## Problem details
Write out the records below word for word, please.

(Entries taken from a collection)

○ ○ ○

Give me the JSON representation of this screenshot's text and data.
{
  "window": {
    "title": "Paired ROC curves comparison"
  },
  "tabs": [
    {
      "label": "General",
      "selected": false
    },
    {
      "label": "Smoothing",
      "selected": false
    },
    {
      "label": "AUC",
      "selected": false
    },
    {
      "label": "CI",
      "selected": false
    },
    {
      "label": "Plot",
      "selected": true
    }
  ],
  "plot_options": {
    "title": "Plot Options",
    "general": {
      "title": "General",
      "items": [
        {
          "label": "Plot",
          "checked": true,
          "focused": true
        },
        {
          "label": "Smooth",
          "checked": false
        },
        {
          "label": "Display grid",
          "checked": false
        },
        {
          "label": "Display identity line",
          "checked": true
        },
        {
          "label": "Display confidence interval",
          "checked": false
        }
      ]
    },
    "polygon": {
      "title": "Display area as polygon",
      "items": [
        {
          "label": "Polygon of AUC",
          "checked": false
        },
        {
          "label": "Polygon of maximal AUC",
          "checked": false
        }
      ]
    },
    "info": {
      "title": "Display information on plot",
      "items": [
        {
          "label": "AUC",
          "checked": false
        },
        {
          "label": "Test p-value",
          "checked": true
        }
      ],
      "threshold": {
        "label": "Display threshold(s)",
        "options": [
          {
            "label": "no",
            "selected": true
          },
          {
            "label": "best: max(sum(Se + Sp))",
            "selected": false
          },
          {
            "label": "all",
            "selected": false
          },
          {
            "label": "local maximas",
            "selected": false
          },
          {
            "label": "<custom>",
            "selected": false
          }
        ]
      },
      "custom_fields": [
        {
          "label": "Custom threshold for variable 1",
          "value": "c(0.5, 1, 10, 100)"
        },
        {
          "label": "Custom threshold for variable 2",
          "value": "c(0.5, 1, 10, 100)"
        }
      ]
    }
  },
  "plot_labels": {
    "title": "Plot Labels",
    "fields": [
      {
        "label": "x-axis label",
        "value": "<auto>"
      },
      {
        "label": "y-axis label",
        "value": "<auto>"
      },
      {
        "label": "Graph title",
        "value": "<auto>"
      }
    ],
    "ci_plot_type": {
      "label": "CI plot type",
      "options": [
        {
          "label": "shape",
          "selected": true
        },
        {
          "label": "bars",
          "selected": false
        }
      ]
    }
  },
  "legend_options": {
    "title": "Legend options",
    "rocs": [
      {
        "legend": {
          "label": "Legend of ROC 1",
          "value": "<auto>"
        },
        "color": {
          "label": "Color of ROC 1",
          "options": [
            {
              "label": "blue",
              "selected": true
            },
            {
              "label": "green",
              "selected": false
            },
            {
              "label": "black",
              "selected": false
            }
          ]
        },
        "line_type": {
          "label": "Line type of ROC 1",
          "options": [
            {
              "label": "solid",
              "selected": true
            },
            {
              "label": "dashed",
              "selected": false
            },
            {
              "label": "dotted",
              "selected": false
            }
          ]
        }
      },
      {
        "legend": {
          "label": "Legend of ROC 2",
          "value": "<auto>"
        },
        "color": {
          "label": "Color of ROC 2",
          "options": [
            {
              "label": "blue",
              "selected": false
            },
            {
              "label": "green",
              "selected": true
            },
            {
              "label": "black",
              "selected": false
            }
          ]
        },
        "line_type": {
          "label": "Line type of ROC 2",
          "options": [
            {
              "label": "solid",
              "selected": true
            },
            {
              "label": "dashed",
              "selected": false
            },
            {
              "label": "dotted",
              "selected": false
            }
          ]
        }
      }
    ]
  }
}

○ ○ ○

## Worked answer
Give me the JSON representation of this screenshot's text and data.
{
  "window": {
    "title": "Paired ROC curves comparison"
  },
  "tabs": [
    {
      "label": "General",
      "selected": false
    },
    {
      "label": "Smoothing",
      "selected": false
    },
    {
      "label": "AUC",
      "selected": false
    },
    {
      "label": "CI",
      "selected": false
    },
    {
      "label": "Plot",
      "selected": true
    }
  ],
  "plot_options": {
    "title": "Plot Options",
    "general": {
      "title": "General",
      "items": [
        {
          "label": "Plot",
          "checked": true,
          "focused": true
        },
        {
          "label": "Smooth",
          "checked": false
        },
        {
          "label": "Display grid",
          "checked": false
        },
        {
          "label": "Display identity line",
          "checked": true
        },
        {
          "label": "Display confidence interval",
          "checked": false
        }
      ]
    },
    "polygon": {
      "title": "Display area as polygon",
      "items": [
        {
          "label": "Polygon of AUC",
          "checked": false
        },
        {
          "label": "Polygon of maximal AUC",
          "checked": false
        }
      ]
    },
    "info": {
      "title": "Display information on plot",
      "items": [
        {
          "label": "AUC",
          "checked": false
        },
        {
          "label": "Test p-value",
          "checked": true
        }
      ],
      "threshold": {
        "label": "Display threshold(s)",
        "options": [
          {
            "label": "no",
            "selected": true
          },
          {
            "label": "best: max(sum(Se + Sp))",
            "selected": false
          },
          {
            "label": "all",
            "selected": false
          },
          {
            "label": "local maximas",
            "selected": false
          },
          {
            "label": "<custom>",
            "selected": false
          }
        ]
      },
      "custom_fields": [
        {
          "label": "Custom threshold for variable 1",
          "value": "c(0.5, 1, 10, 100)"
        },
        {
          "label": "Custom threshold for variable 2",
          "value": "c(0.5, 1, 10, 100)"
        }
      ]
    }
  },
  "plot_labels": {
    "title": "Plot Labels",
    "fields": [
      {
        "label": "x-axis label",
        "value": "<auto>"
      },
      {
        "label": "y-axis label",
        "value": "<auto>"
      },
      {
        "label": "Graph title",
        "value": "<auto>"
      }
    ],
    "ci_plot_type": {
      "label": "CI plot type",
      "options": [
        {
          "label": "shape",
          "selected": true
        },
        {
          "label": "bars",
          "selected": false
        }
      ]
    }
  },
  "legend_options": {
    "title": "Legend options",
    "rocs": [
      {
        "legend": {
          "label": "Legend of ROC 1",
          "value": "<auto>"
        },
        "color": {
          "label": "Color of ROC 1",
          "options": [
            {
              "label": "blue",
              "selected": true
            },
            {
              "label": "green",
              "selected": false
            },
            {
              "label": "black",
              "selected": false
            }
          ]
        },
        "line_type": {
          "label": "Line type of ROC 1",
          "options": [
            {
              "label": "solid",
              "selected": true
            },
            {
              "label": "dashed",
              "selected": false
            },
            {
              "label": "dotted",
              "selected": false
            }
          ]
        }
      },
      {
        "legend": {
          "label": "Legend of ROC 2",
          "value": "<auto>"
        },
        "color": {
          "label": "Color of ROC 2",
          "options": [
            {
              "label": "blue",
              "selected": false
            },
            {
              "label": "green",
              "selected": true
            },
            {
              "label": "black",
              "selected": false
            }
          ]
        },
        "line_type": {
          "label": "Line type of ROC 2",
          "options": [
            {
              "label": "solid",
              "selected": true
            },
            {
              "label": "dashed",
              "selected": false
            },
            {
              "label": "dotted",
              "selected": false
            }
          ]
        }
      }
    ]
  }
}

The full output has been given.